— Begin Data for this exercise —
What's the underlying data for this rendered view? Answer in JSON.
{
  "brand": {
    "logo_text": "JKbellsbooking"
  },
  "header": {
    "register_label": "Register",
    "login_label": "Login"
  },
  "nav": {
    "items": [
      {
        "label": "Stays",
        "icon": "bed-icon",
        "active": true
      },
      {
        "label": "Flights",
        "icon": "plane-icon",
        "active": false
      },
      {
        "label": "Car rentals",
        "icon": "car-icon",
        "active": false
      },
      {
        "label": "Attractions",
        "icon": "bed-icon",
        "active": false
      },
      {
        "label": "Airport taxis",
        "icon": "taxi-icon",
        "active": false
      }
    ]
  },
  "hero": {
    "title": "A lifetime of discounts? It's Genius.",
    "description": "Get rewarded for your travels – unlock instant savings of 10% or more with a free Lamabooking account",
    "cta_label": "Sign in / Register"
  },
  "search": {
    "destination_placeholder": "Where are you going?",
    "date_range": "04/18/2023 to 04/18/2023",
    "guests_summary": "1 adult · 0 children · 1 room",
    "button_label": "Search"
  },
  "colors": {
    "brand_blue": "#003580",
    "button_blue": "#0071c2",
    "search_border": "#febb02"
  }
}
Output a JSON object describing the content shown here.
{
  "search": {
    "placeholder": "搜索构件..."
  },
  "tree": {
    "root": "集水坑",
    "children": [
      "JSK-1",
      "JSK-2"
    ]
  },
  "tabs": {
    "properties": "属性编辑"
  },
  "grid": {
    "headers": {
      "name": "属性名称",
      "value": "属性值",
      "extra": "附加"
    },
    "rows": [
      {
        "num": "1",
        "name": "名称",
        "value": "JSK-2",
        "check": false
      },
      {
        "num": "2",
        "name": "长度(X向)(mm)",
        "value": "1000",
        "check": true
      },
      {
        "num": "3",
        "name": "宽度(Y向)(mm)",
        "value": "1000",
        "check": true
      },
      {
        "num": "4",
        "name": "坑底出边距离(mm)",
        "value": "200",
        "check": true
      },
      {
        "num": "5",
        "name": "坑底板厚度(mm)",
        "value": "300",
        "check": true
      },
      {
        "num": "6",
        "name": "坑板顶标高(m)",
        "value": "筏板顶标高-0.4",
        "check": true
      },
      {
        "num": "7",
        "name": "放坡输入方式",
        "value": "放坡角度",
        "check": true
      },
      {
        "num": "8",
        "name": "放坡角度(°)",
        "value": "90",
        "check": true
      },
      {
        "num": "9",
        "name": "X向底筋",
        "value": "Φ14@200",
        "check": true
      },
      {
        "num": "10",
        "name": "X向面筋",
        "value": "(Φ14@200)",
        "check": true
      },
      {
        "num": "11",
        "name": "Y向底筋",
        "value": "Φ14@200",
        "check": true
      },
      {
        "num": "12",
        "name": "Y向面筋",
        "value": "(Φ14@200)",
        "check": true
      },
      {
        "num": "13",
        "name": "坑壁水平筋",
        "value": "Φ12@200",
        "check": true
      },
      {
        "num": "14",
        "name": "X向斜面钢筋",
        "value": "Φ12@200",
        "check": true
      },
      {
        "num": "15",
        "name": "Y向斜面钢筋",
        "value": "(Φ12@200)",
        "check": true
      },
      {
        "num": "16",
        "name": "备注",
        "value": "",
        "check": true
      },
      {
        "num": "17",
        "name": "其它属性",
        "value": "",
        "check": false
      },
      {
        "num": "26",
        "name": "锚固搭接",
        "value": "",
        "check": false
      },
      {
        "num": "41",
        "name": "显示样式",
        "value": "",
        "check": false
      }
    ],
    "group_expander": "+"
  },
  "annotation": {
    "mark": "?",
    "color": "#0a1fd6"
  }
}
— End Data for this exercise —
# Instructions to follow
All entries shown above should be printed again exactly.

# Written response
What's the underlying data for this rendered view? Answer in JSON.
{
  "brand": {
    "logo_text": "JKbellsbooking"
  },
  "header": {
    "register_label": "Register",
    "login_label": "Login"
  },
  "nav": {
    "items": [
      {
        "label": "Stays",
        "icon": "bed-icon",
        "active": true
      },
      {
        "label": "Flights",
        "icon": "plane-icon",
        "active": false
      },
      {
        "label": "Car rentals",
        "icon": "car-icon",
        "active": false
      },
      {
        "label": "Attractions",
        "icon": "bed-icon",
        "active": false
      },
      {
        "label": "Airport taxis",
        "icon": "taxi-icon",
        "active": false
      }
    ]
  },
  "hero": {
    "title": "A lifetime of discounts? It's Genius.",
    "description": "Get rewarded for your travels – unlock instant savings of 10% or more with a free Lamabooking account",
    "cta_label": "Sign in / Register"
  },
  "search": {
    "destination_placeholder": "Where are you going?",
    "date_range": "04/18/2023 to 04/18/2023",
    "guests_summary": "1 adult · 0 children · 1 room",
    "button_label": "Search"
  },
  "colors": {
    "brand_blue": "#003580",
    "button_blue": "#0071c2",
    "search_border": "#febb02"
  }
}
Output a JSON object describing the content shown here.
{
  "search": {
    "placeholder": "搜索构件..."
  },
  "tree": {
    "root": "集水坑",
    "children": [
      "JSK-1",
      "JSK-2"
    ]
  },
  "tabs": {
    "properties": "属性编辑"
  },
  "grid": {
    "headers": {
      "name": "属性名称",
      "value": "属性值",
      "extra": "附加"
    },
    "rows": [
      {
        "num": "1",
        "name": "名称",
        "value": "JSK-2",
        "check": false
      },
      {
        "num": "2",
        "name": "长度(X向)(mm)",
        "value": "1000",
        "check": true
      },
      {
        "num": "3",
        "name": "宽度(Y向)(mm)",
        "value": "1000",
        "check": true
      },
      {
        "num": "4",
        "name": "坑底出边距离(mm)",
        "value": "200",
        "check": true
      },
      {
        "num": "5",
        "name": "坑底板厚度(mm)",
        "value": "300",
        "check": true
      },
      {
        "num": "6",
        "name": "坑板顶标高(m)",
        "value": "筏板顶标高-0.4",
        "check": true
      },
      {
        "num": "7",
        "name": "放坡输入方式",
        "value": "放坡角度",
        "check": true
      },
      {
        "num": "8",
        "name": "放坡角度(°)",
        "value": "90",
        "check": true
      },
      {
        "num": "9",
        "name": "X向底筋",
        "value": "Φ14@200",
        "check": true
      },
      {
        "num": "10",
        "name": "X向面筋",
        "value": "(Φ14@200)",
        "check": true
      },
      {
        "num": "11",
        "name": "Y向底筋",
        "value": "Φ14@200",
        "check": true
      },
      {
        "num": "12",
        "name": "Y向面筋",
        "value": "(Φ14@200)",
        "check": true
      },
      {
        "num": "13",
        "name": "坑壁水平筋",
        "value": "Φ12@200",
        "check": true
      },
      {
        "num": "14",
        "name": "X向斜面钢筋",
        "value": "Φ12@200",
        "check": true
      },
      {
        "num": "15",
        "name": "Y向斜面钢筋",
        "value": "(Φ12@200)",
        "check": true
      },
      {
        "num": "16",
        "name": "备注",
        "value": "",
        "check": true
      },
      {
        "num": "17",
        "name": "其它属性",
        "value": "",
        "check": false
      },
      {
        "num": "26",
        "name": "锚固搭接",
        "value": "",
        "check": false
      },
      {
        "num": "41",
        "name": "显示样式",
        "value": "",
        "check": false
      }
    ],
    "group_expander": "+"
  },
  "annotation": {
    "mark": "?",
    "color": "#0a1fd6"
  }
}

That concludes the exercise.